The exercise
Pull every line holding the string "produce" from the records below.

+++ Exercise material

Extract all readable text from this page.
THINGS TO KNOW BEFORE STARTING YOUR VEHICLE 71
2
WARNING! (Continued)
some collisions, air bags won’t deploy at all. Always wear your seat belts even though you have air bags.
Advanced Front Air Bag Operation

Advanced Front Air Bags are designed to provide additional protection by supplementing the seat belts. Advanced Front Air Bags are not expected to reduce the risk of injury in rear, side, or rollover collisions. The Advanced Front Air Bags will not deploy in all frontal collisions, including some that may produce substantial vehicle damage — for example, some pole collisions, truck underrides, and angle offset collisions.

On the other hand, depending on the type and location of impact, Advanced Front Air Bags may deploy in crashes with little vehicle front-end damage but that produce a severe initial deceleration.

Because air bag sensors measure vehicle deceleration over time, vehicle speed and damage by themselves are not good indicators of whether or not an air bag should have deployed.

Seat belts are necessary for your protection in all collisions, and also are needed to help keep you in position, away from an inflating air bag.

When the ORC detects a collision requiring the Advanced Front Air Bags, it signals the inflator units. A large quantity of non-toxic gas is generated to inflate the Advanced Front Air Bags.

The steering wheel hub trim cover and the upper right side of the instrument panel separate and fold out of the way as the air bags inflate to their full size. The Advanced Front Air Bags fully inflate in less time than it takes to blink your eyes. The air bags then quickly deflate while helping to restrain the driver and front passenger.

++++++
+++ Exercise material

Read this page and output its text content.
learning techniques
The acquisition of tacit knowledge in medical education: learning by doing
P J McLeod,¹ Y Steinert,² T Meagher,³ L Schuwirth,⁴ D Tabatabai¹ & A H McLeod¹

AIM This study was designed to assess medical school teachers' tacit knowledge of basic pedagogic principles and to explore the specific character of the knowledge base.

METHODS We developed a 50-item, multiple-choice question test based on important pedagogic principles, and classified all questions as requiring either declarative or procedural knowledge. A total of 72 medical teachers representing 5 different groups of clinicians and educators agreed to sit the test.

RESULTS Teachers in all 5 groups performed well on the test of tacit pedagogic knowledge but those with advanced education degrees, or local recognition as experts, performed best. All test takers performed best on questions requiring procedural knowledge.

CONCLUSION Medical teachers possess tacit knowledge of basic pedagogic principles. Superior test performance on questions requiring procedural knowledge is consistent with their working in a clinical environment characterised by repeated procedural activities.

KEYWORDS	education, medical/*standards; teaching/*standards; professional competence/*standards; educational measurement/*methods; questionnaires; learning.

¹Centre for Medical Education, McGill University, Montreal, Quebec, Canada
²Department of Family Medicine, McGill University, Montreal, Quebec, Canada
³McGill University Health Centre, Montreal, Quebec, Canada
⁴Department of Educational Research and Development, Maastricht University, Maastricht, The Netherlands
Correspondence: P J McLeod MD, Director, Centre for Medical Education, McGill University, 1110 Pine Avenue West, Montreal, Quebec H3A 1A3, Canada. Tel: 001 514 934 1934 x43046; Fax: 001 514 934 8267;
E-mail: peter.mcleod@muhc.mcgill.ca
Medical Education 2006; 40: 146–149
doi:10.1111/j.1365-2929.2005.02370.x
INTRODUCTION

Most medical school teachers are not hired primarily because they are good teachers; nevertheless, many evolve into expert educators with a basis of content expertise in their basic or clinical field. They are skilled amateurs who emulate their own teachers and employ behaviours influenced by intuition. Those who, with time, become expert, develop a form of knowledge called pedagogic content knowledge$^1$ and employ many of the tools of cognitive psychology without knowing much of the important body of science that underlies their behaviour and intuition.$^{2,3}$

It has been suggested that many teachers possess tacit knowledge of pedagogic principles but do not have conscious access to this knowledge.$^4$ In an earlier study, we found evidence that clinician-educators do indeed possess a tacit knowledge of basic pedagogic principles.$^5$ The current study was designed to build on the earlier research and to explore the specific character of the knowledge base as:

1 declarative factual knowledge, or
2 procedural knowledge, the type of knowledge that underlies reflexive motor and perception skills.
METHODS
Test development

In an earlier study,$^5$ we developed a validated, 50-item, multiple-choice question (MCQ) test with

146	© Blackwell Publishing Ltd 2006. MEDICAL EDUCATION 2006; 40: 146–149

++++++

Response
Advanced Front Air Bags are designed to provide additional protection by supplementing the seat belts. Advanced Front Air Bags are not expected to reduce the risk of injury in rear, side, or rollover collisions. The Advanced Front Air Bags will not deploy in all frontal collisions, including some that may produce substantial vehicle damage — for example, some pole collisions, truck underrides, and angle offset collisions.
On the other hand, depending on the type and location of impact, Advanced Front Air Bags may deploy in crashes with little vehicle front-end damage but that produce a severe initial deceleration.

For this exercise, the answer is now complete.